[Figure contents as structured data]
Start

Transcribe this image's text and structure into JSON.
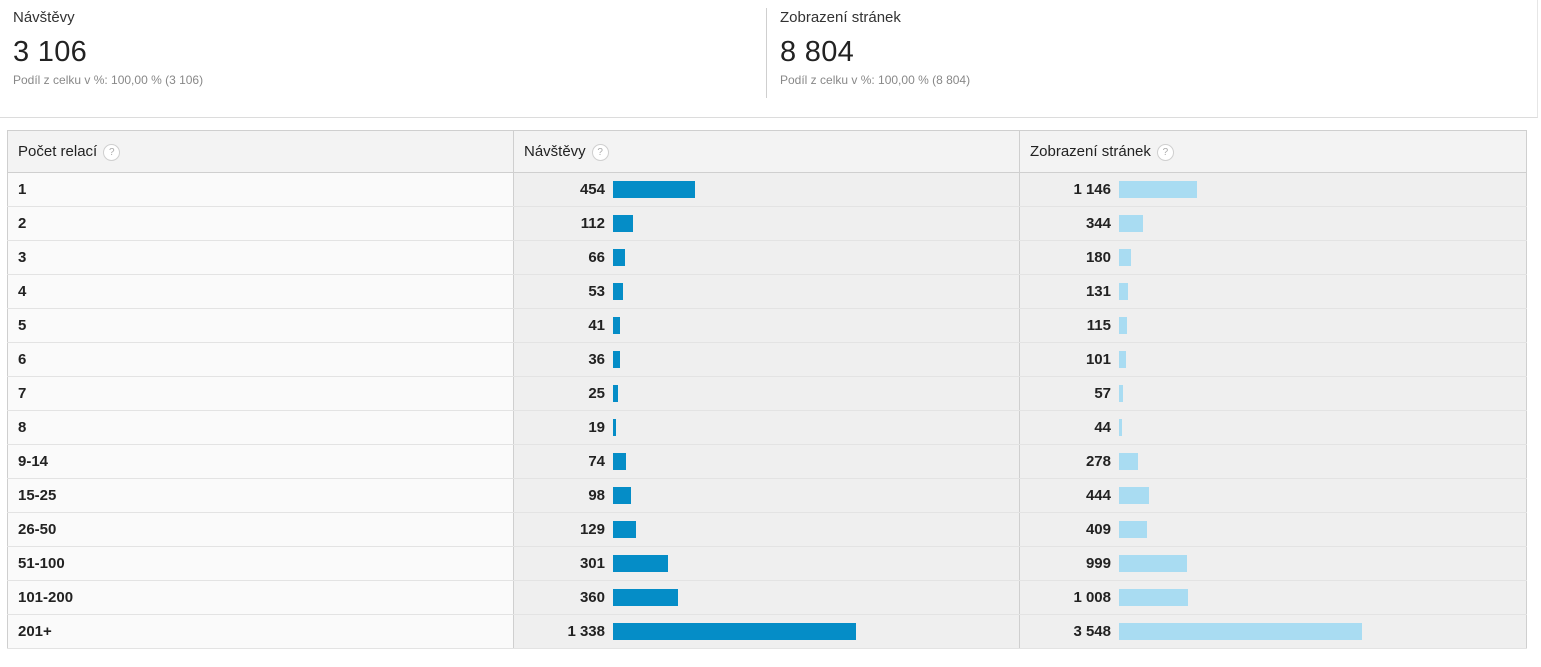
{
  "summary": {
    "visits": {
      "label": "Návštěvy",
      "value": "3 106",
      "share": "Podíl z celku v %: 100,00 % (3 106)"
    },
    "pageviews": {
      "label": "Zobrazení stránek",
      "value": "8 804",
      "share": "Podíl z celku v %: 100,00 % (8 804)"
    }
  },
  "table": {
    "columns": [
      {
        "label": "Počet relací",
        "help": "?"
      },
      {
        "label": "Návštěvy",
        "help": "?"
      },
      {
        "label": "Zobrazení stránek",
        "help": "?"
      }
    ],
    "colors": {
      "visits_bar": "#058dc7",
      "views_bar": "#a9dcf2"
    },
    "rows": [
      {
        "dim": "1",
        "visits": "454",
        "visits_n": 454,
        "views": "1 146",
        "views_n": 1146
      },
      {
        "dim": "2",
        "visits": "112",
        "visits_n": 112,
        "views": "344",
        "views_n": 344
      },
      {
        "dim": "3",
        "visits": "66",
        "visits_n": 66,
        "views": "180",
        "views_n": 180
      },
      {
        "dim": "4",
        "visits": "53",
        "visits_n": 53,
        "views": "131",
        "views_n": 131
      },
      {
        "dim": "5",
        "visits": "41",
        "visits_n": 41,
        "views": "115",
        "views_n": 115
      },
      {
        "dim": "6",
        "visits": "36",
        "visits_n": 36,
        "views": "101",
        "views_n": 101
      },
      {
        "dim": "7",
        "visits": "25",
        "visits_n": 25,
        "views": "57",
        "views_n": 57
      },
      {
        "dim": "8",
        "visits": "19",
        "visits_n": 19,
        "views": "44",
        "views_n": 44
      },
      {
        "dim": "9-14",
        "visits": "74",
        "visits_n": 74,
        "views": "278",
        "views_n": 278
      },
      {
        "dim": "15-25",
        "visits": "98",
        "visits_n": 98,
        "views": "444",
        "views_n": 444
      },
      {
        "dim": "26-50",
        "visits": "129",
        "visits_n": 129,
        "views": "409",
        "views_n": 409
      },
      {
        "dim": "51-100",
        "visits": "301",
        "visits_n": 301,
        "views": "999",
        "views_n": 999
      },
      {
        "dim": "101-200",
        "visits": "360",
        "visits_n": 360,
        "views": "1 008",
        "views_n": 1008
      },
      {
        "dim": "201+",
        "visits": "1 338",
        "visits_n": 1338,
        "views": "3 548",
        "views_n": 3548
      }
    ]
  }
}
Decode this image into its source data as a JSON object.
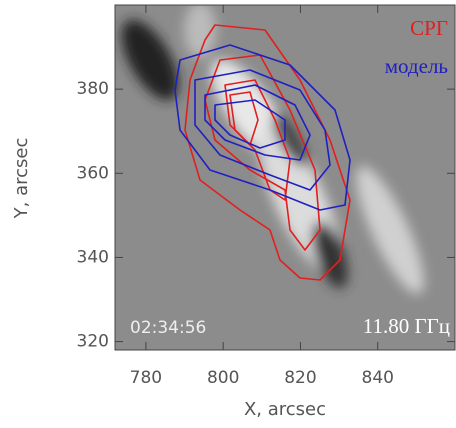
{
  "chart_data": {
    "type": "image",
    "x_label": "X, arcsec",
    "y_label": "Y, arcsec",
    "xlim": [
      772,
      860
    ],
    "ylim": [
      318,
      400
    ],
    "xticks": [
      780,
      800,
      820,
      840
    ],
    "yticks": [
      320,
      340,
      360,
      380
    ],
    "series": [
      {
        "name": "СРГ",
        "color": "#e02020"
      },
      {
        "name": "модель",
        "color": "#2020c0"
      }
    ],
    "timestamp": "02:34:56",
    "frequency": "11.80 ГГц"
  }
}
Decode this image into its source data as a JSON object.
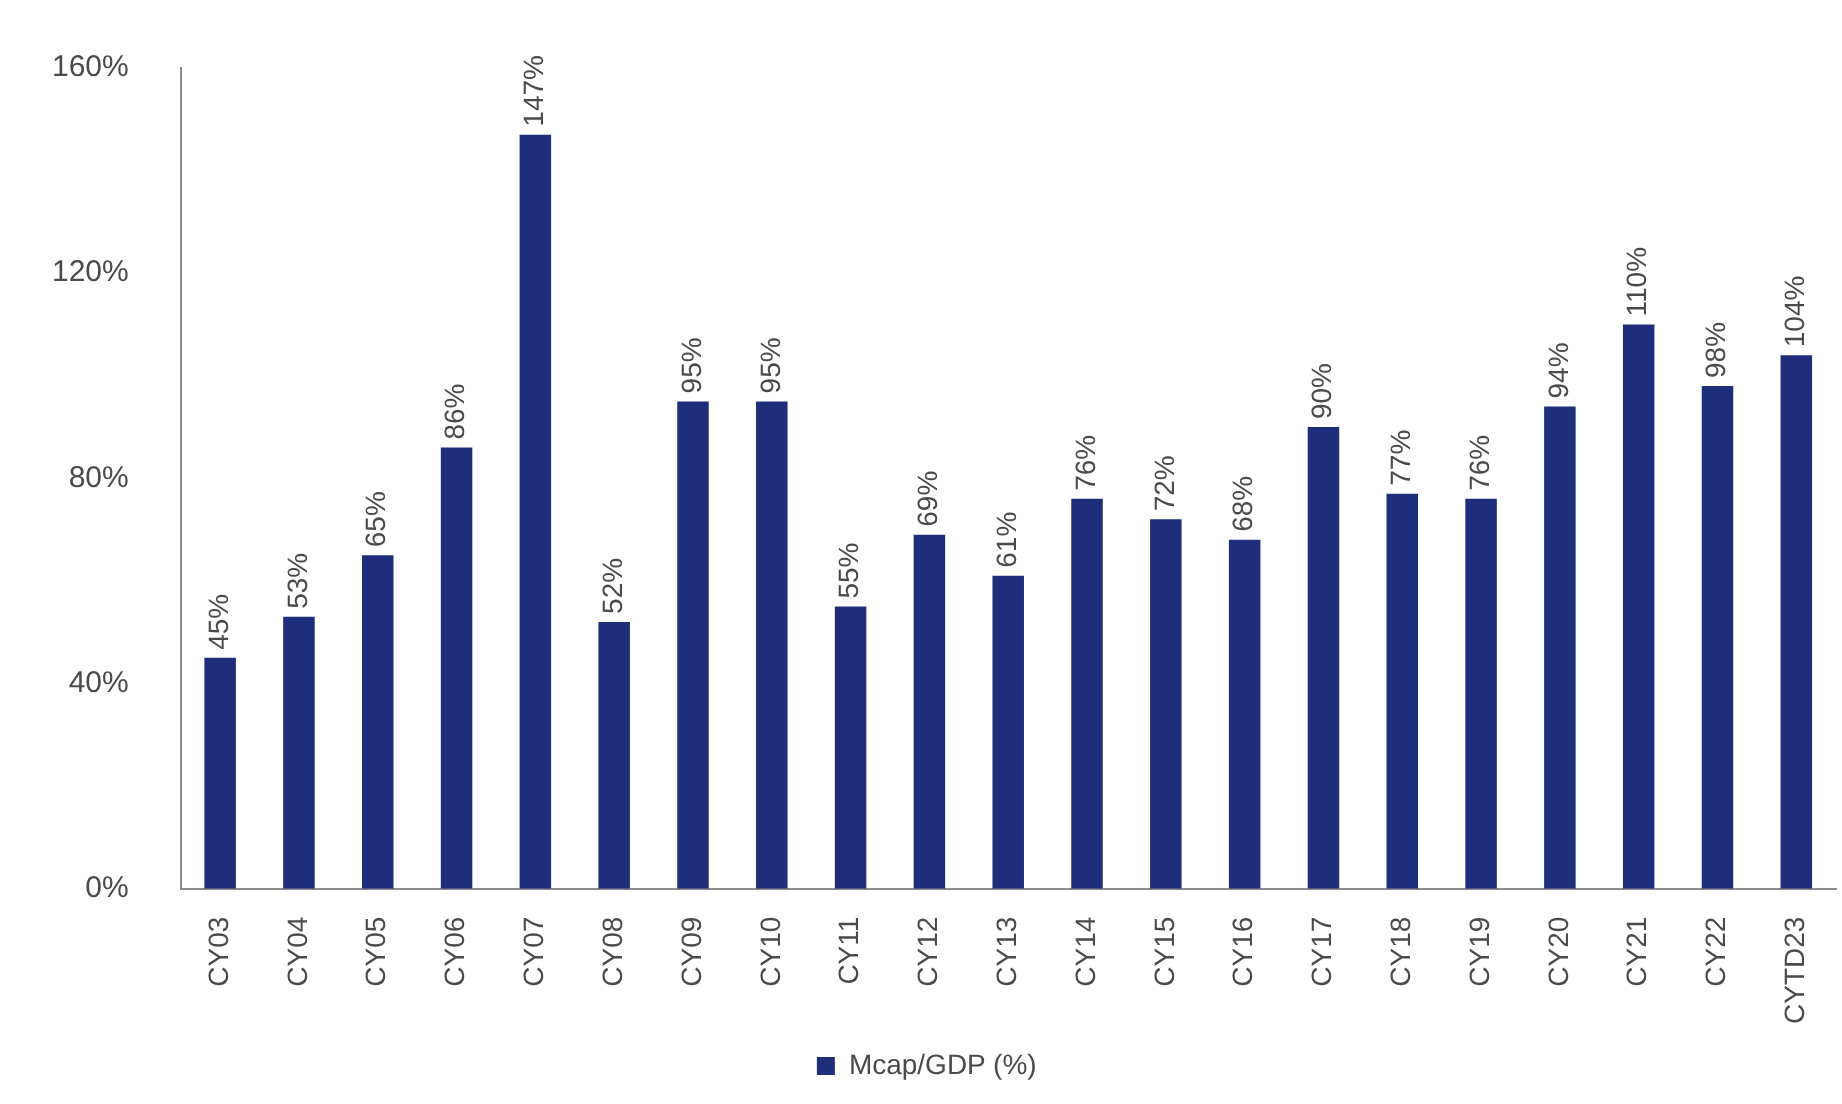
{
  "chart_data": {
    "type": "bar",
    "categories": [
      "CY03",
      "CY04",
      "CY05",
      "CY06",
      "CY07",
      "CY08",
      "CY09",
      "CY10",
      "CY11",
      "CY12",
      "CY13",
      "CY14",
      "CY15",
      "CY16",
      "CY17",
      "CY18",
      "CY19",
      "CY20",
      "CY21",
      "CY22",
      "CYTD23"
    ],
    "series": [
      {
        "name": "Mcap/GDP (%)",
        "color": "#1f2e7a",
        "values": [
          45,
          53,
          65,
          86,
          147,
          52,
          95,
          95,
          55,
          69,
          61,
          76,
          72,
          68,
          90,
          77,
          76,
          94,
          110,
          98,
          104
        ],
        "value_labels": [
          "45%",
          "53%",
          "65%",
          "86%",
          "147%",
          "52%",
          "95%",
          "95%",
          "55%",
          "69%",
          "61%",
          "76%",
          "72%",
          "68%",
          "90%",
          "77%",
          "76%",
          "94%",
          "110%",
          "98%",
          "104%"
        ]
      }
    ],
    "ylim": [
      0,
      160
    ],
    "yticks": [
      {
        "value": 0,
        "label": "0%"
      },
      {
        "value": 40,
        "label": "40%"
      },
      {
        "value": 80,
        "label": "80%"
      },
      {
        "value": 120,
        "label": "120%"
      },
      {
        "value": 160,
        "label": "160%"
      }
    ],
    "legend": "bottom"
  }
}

End

Return nothing except the number of lines that include the string "Zobrazení".

2